— START OF Dataset rows —

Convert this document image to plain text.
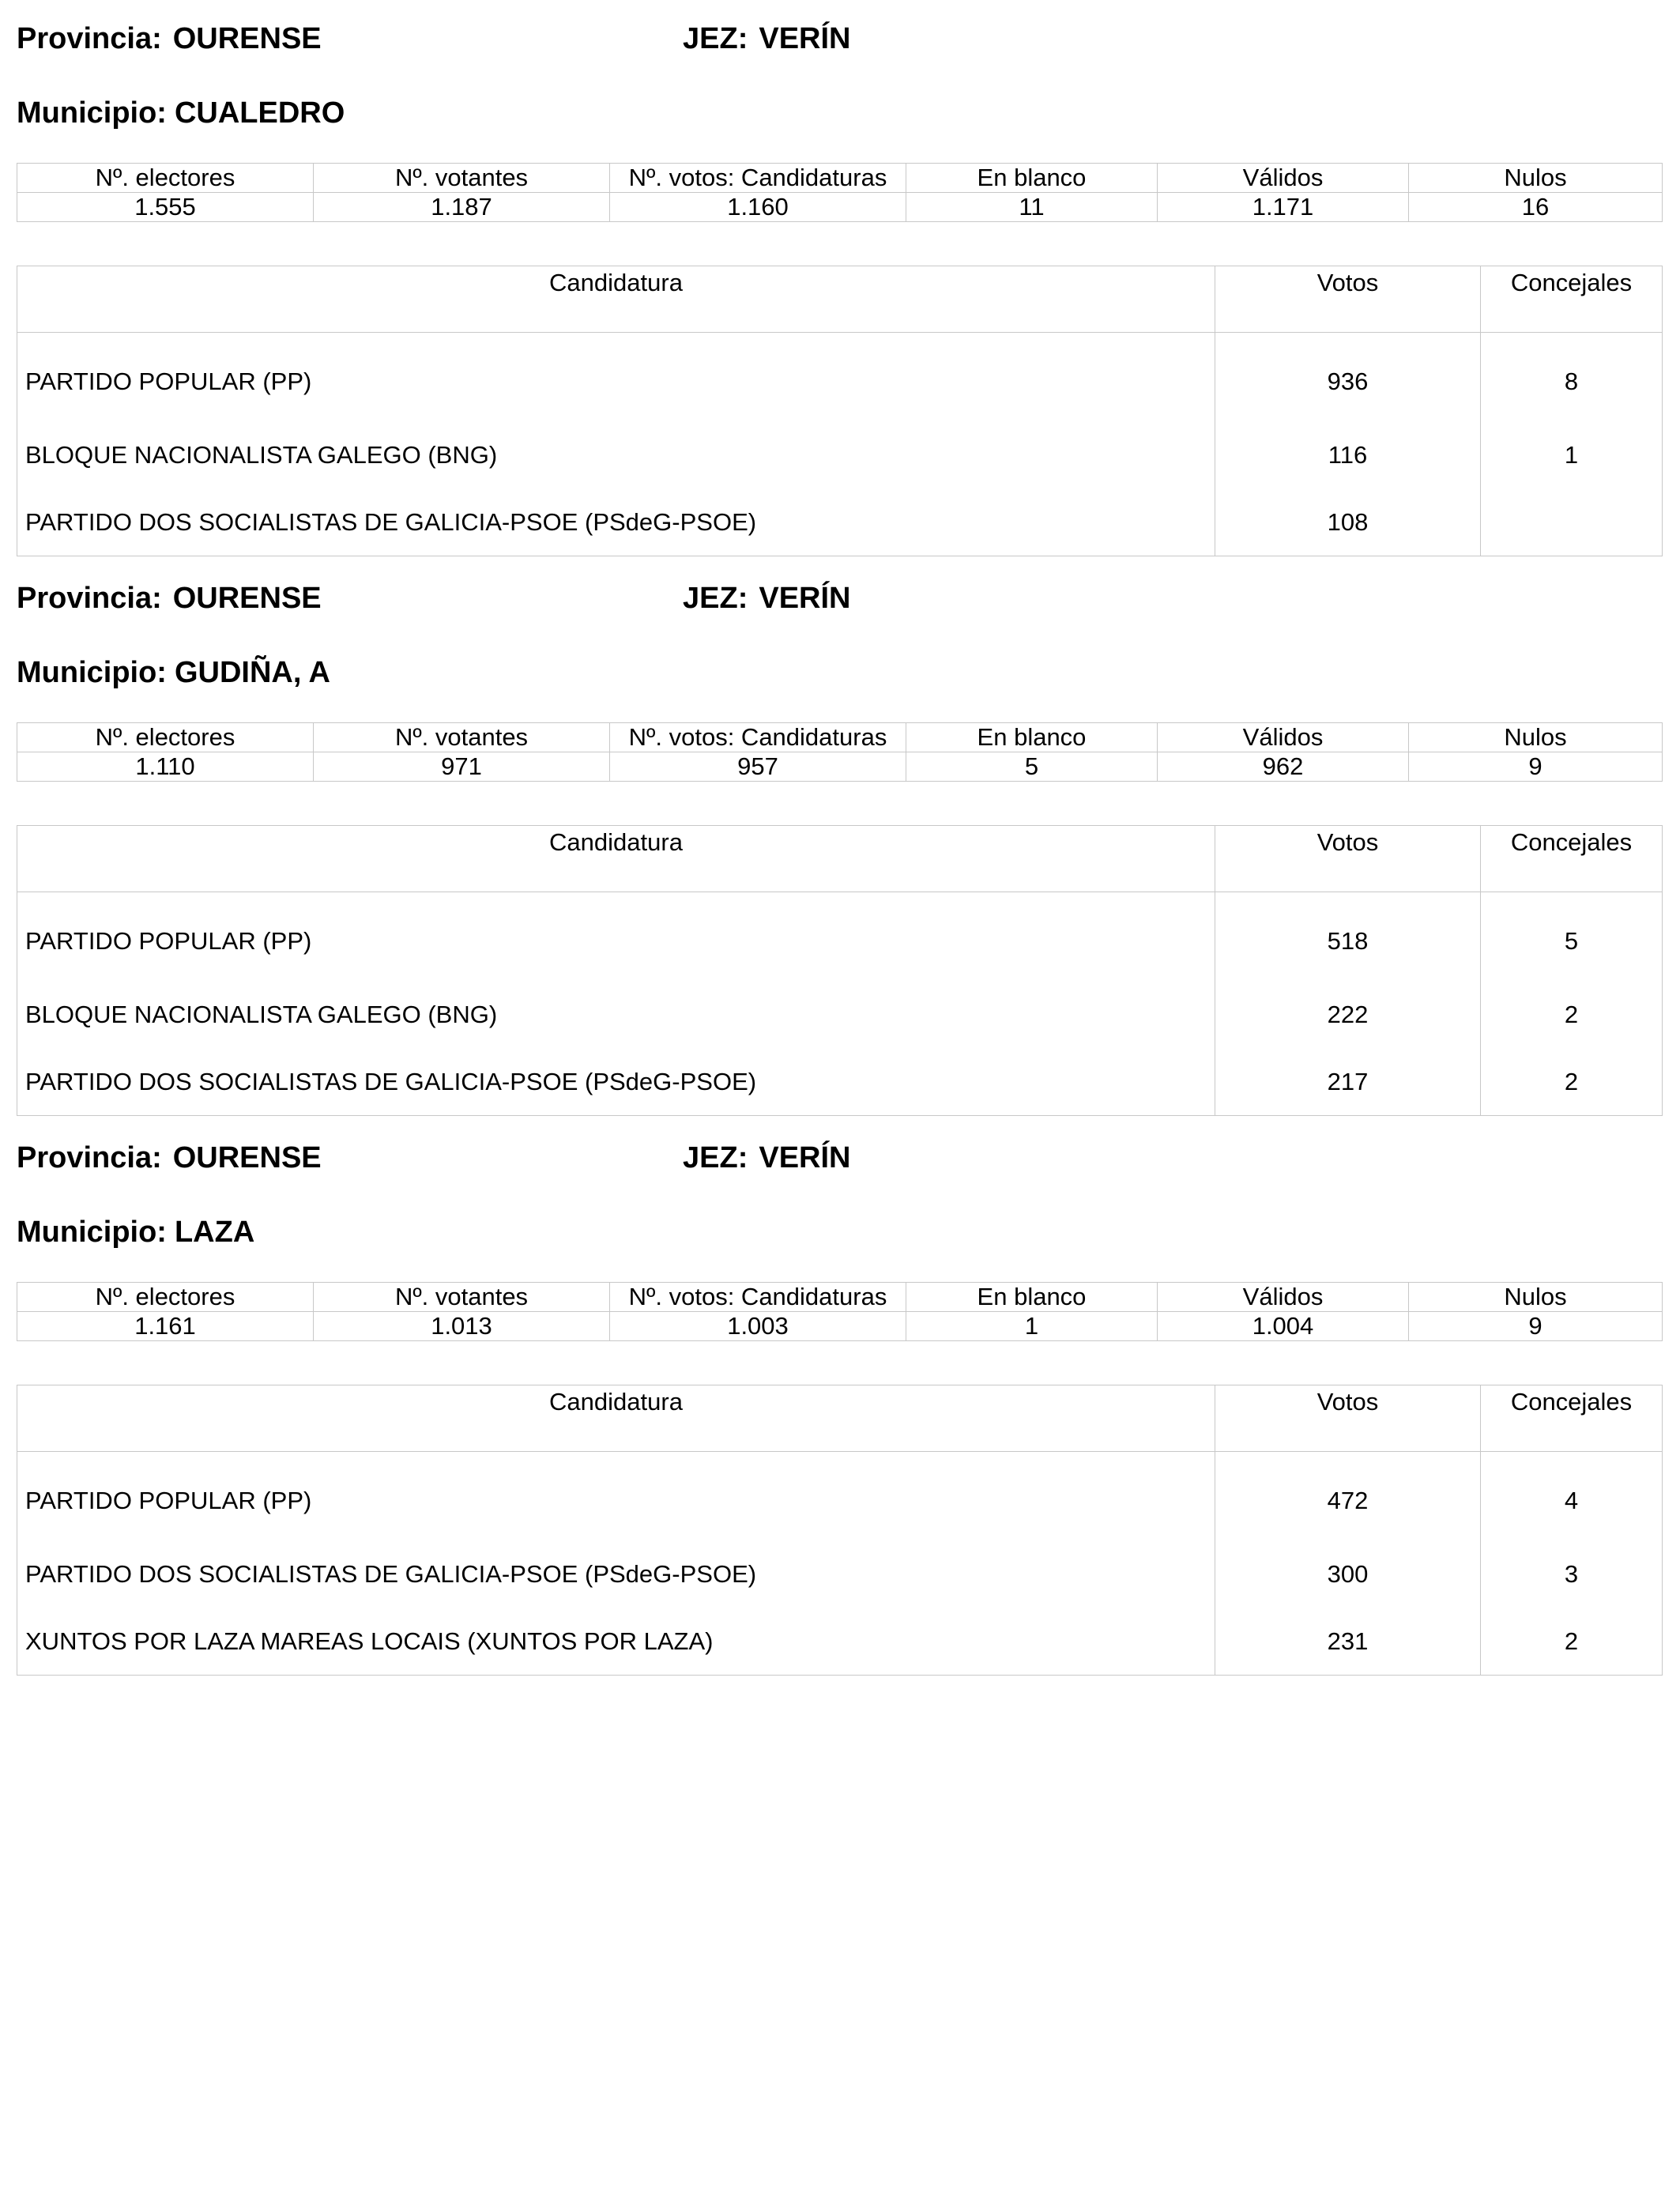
Provincia: OURENSE	JEZ: VERÍN
Municipio: CUALEDRO
Nº. electores	Nº. votantes	Nº. votos: Candidaturas	En blanco	Válidos	Nulos
1.555	1.187	1.160	11	1.171	16
Candidatura	Votos	Concejales
PARTIDO POPULAR (PP)	936	8
BLOQUE NACIONALISTA GALEGO (BNG)	116	1
PARTIDO DOS SOCIALISTAS DE GALICIA-PSOE (PSdeG-PSOE)	108	
Provincia: OURENSE	JEZ: VERÍN
Municipio: GUDIÑA, A
Nº. electores	Nº. votantes	Nº. votos: Candidaturas	En blanco	Válidos	Nulos
1.110	971	957	5	962	9
Candidatura	Votos	Concejales
PARTIDO POPULAR (PP)	518	5
BLOQUE NACIONALISTA GALEGO (BNG)	222	2
PARTIDO DOS SOCIALISTAS DE GALICIA-PSOE (PSdeG-PSOE)	217	2
Provincia: OURENSE	JEZ: VERÍN
Municipio: LAZA
Nº. electores	Nº. votantes	Nº. votos: Candidaturas	En blanco	Válidos	Nulos
1.161	1.013	1.003	1	1.004	9
Candidatura	Votos	Concejales
PARTIDO POPULAR (PP)	472	4
PARTIDO DOS SOCIALISTAS DE GALICIA-PSOE (PSdeG-PSOE)	300	3
XUNTOS POR LAZA MAREAS LOCAIS (XUNTOS POR LAZA)	231	2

— END OF Dataset rows —

Aim of the exercise: Which lines contain "BLOQUE"? Show each of them.

Answer below:
BLOQUE NACIONALISTA GALEGO (BNG)	116	1
BLOQUE NACIONALISTA GALEGO (BNG)	222	2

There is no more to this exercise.